### TASK
Write each line out again exactly as written.

### DATA FOR THE TASK
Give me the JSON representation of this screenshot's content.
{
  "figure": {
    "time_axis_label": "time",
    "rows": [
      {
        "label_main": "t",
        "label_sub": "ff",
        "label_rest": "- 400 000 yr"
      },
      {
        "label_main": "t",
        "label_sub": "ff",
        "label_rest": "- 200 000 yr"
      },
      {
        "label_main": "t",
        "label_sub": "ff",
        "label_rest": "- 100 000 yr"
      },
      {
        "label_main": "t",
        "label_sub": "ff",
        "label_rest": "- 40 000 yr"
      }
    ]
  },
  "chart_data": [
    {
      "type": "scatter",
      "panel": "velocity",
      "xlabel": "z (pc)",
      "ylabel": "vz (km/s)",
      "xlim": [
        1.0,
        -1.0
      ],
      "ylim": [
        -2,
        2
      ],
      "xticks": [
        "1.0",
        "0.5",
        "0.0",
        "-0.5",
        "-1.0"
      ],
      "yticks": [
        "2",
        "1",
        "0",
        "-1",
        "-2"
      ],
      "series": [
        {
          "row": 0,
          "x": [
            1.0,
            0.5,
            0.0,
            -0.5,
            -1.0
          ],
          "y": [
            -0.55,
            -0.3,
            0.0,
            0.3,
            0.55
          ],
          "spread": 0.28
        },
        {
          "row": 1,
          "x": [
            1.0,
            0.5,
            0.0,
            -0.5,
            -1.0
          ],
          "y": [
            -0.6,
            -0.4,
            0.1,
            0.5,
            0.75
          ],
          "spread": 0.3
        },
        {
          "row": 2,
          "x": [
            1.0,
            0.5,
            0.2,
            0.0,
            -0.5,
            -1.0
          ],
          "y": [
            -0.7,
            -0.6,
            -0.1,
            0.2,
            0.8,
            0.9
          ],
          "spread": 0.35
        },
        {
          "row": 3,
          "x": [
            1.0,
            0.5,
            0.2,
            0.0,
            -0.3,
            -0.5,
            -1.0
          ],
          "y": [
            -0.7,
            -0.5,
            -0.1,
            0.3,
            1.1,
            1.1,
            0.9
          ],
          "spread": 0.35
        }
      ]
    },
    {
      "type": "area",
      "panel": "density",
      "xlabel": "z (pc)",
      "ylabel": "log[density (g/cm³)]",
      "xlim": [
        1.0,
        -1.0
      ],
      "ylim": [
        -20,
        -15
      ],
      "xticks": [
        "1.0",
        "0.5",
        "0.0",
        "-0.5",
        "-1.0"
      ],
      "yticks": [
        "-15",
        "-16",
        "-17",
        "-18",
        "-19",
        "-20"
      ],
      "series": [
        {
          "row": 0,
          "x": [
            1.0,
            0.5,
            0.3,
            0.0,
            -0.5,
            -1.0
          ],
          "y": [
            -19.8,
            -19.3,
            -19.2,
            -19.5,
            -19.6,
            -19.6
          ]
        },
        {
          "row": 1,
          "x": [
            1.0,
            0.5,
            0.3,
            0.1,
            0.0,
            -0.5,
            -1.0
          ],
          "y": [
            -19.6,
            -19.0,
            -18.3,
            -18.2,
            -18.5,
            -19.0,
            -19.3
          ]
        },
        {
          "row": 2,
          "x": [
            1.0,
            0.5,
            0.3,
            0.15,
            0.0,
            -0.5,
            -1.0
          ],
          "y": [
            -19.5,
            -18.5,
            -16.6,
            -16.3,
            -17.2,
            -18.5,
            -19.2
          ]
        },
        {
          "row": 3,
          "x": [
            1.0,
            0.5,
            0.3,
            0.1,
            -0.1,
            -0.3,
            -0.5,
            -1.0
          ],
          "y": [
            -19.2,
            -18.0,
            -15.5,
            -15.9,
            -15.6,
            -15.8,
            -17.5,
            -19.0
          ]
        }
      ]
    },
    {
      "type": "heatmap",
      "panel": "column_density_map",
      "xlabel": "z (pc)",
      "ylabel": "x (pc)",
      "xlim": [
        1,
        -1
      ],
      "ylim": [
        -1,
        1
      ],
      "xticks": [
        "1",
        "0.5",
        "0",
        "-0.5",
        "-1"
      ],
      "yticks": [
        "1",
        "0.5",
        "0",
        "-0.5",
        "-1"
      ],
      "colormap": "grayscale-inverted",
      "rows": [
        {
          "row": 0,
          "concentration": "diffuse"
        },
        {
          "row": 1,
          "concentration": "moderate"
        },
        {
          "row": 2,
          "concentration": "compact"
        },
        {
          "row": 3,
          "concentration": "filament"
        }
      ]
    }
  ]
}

### SOLUTION TO THIS PROBLEM
Give me the JSON representation of this screenshot's content.
{
  "figure": {
    "time_axis_label": "time",
    "rows": [
      {
        "label_main": "t",
        "label_sub": "ff",
        "label_rest": "- 400 000 yr"
      },
      {
        "label_main": "t",
        "label_sub": "ff",
        "label_rest": "- 200 000 yr"
      },
      {
        "label_main": "t",
        "label_sub": "ff",
        "label_rest": "- 100 000 yr"
      },
      {
        "label_main": "t",
        "label_sub": "ff",
        "label_rest": "- 40 000 yr"
      }
    ]
  },
  "chart_data": [
    {
      "type": "scatter",
      "panel": "velocity",
      "xlabel": "z (pc)",
      "ylabel": "vz (km/s)",
      "xlim": [
        1.0,
        -1.0
      ],
      "ylim": [
        -2,
        2
      ],
      "xticks": [
        "1.0",
        "0.5",
        "0.0",
        "-0.5",
        "-1.0"
      ],
      "yticks": [
        "2",
        "1",
        "0",
        "-1",
        "-2"
      ],
      "series": [
        {
          "row": 0,
          "x": [
            1.0,
            0.5,
            0.0,
            -0.5,
            -1.0
          ],
          "y": [
            -0.55,
            -0.3,
            0.0,
            0.3,
            0.55
          ],
          "spread": 0.28
        },
        {
          "row": 1,
          "x": [
            1.0,
            0.5,
            0.0,
            -0.5,
            -1.0
          ],
          "y": [
            -0.6,
            -0.4,
            0.1,
            0.5,
            0.75
          ],
          "spread": 0.3
        },
        {
          "row": 2,
          "x": [
            1.0,
            0.5,
            0.2,
            0.0,
            -0.5,
            -1.0
          ],
          "y": [
            -0.7,
            -0.6,
            -0.1,
            0.2,
            0.8,
            0.9
          ],
          "spread": 0.35
        },
        {
          "row": 3,
          "x": [
            1.0,
            0.5,
            0.2,
            0.0,
            -0.3,
            -0.5,
            -1.0
          ],
          "y": [
            -0.7,
            -0.5,
            -0.1,
            0.3,
            1.1,
            1.1,
            0.9
          ],
          "spread": 0.35
        }
      ]
    },
    {
      "type": "area",
      "panel": "density",
      "xlabel": "z (pc)",
      "ylabel": "log[density (g/cm³)]",
      "xlim": [
        1.0,
        -1.0
      ],
      "ylim": [
        -20,
        -15
      ],
      "xticks": [
        "1.0",
        "0.5",
        "0.0",
        "-0.5",
        "-1.0"
      ],
      "yticks": [
        "-15",
        "-16",
        "-17",
        "-18",
        "-19",
        "-20"
      ],
      "series": [
        {
          "row": 0,
          "x": [
            1.0,
            0.5,
            0.3,
            0.0,
            -0.5,
            -1.0
          ],
          "y": [
            -19.8,
            -19.3,
            -19.2,
            -19.5,
            -19.6,
            -19.6
          ]
        },
        {
          "row": 1,
          "x": [
            1.0,
            0.5,
            0.3,
            0.1,
            0.0,
            -0.5,
            -1.0
          ],
          "y": [
            -19.6,
            -19.0,
            -18.3,
            -18.2,
            -18.5,
            -19.0,
            -19.3
          ]
        },
        {
          "row": 2,
          "x": [
            1.0,
            0.5,
            0.3,
            0.15,
            0.0,
            -0.5,
            -1.0
          ],
          "y": [
            -19.5,
            -18.5,
            -16.6,
            -16.3,
            -17.2,
            -18.5,
            -19.2
          ]
        },
        {
          "row": 3,
          "x": [
            1.0,
            0.5,
            0.3,
            0.1,
            -0.1,
            -0.3,
            -0.5,
            -1.0
          ],
          "y": [
            -19.2,
            -18.0,
            -15.5,
            -15.9,
            -15.6,
            -15.8,
            -17.5,
            -19.0
          ]
        }
      ]
    },
    {
      "type": "heatmap",
      "panel": "column_density_map",
      "xlabel": "z (pc)",
      "ylabel": "x (pc)",
      "xlim": [
        1,
        -1
      ],
      "ylim": [
        -1,
        1
      ],
      "xticks": [
        "1",
        "0.5",
        "0",
        "-0.5",
        "-1"
      ],
      "yticks": [
        "1",
        "0.5",
        "0",
        "-0.5",
        "-1"
      ],
      "colormap": "grayscale-inverted",
      "rows": [
        {
          "row": 0,
          "concentration": "diffuse"
        },
        {
          "row": 1,
          "concentration": "moderate"
        },
        {
          "row": 2,
          "concentration": "compact"
        },
        {
          "row": 3,
          "concentration": "filament"
        }
      ]
    }
  ]
}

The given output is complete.